== JOB ==
Repeat all entries exactly.

== DATA RECORDS ==
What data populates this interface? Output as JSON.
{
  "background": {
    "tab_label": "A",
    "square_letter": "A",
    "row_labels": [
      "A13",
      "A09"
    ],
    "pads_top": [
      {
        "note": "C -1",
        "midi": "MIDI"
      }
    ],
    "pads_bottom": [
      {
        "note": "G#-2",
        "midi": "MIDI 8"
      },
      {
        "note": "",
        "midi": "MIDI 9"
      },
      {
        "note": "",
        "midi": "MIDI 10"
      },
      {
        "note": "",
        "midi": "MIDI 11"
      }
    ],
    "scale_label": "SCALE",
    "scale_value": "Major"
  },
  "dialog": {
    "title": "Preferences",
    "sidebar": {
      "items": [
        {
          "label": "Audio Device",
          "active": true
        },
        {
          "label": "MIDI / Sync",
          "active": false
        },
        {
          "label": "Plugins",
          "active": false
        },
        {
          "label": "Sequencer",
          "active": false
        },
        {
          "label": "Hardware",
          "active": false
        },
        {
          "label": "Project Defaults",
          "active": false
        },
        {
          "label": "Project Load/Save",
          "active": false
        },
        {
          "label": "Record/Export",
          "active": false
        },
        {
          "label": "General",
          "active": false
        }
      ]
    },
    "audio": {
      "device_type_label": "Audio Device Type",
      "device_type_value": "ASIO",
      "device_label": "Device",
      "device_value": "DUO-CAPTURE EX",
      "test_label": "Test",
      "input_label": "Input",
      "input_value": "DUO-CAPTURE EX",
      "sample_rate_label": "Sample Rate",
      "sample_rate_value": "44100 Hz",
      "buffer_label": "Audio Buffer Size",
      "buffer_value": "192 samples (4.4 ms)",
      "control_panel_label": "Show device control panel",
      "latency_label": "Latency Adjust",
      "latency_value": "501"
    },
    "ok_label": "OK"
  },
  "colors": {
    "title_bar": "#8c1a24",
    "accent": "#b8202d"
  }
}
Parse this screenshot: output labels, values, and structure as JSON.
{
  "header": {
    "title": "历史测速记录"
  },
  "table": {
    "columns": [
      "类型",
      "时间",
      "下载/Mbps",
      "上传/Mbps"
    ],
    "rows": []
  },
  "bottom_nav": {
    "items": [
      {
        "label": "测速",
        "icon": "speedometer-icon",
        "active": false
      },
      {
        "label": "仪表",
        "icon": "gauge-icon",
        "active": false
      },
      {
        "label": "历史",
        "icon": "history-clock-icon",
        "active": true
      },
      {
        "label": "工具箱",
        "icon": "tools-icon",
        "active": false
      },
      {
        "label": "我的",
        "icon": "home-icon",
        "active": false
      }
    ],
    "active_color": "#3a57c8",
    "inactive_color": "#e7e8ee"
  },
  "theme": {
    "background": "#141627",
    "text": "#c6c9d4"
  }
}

== SOLUTION TO THE PROBLEM ==
What data populates this interface? Output as JSON.
{
  "background": {
    "tab_label": "A",
    "square_letter": "A",
    "row_labels": [
      "A13",
      "A09"
    ],
    "pads_top": [
      {
        "note": "C -1",
        "midi": "MIDI"
      }
    ],
    "pads_bottom": [
      {
        "note": "G#-2",
        "midi": "MIDI 8"
      },
      {
        "note": "",
        "midi": "MIDI 9"
      },
      {
        "note": "",
        "midi": "MIDI 10"
      },
      {
        "note": "",
        "midi": "MIDI 11"
      }
    ],
    "scale_label": "SCALE",
    "scale_value": "Major"
  },
  "dialog": {
    "title": "Preferences",
    "sidebar": {
      "items": [
        {
          "label": "Audio Device",
          "active": true
        },
        {
          "label": "MIDI / Sync",
          "active": false
        },
        {
          "label": "Plugins",
          "active": false
        },
        {
          "label": "Sequencer",
          "active": false
        },
        {
          "label": "Hardware",
          "active": false
        },
        {
          "label": "Project Defaults",
          "active": false
        },
        {
          "label": "Project Load/Save",
          "active": false
        },
        {
          "label": "Record/Export",
          "active": false
        },
        {
          "label": "General",
          "active": false
        }
      ]
    },
    "audio": {
      "device_type_label": "Audio Device Type",
      "device_type_value": "ASIO",
      "device_label": "Device",
      "device_value": "DUO-CAPTURE EX",
      "test_label": "Test",
      "input_label": "Input",
      "input_value": "DUO-CAPTURE EX",
      "sample_rate_label": "Sample Rate",
      "sample_rate_value": "44100 Hz",
      "buffer_label": "Audio Buffer Size",
      "buffer_value": "192 samples (4.4 ms)",
      "control_panel_label": "Show device control panel",
      "latency_label": "Latency Adjust",
      "latency_value": "501"
    },
    "ok_label": "OK"
  },
  "colors": {
    "title_bar": "#8c1a24",
    "accent": "#b8202d"
  }
}
Parse this screenshot: output labels, values, and structure as JSON.
{
  "header": {
    "title": "历史测速记录"
  },
  "table": {
    "columns": [
      "类型",
      "时间",
      "下载/Mbps",
      "上传/Mbps"
    ],
    "rows": []
  },
  "bottom_nav": {
    "items": [
      {
        "label": "测速",
        "icon": "speedometer-icon",
        "active": false
      },
      {
        "label": "仪表",
        "icon": "gauge-icon",
        "active": false
      },
      {
        "label": "历史",
        "icon": "history-clock-icon",
        "active": true
      },
      {
        "label": "工具箱",
        "icon": "tools-icon",
        "active": false
      },
      {
        "label": "我的",
        "icon": "home-icon",
        "active": false
      }
    ],
    "active_color": "#3a57c8",
    "inactive_color": "#e7e8ee"
  },
  "theme": {
    "background": "#141627",
    "text": "#c6c9d4"
  }
}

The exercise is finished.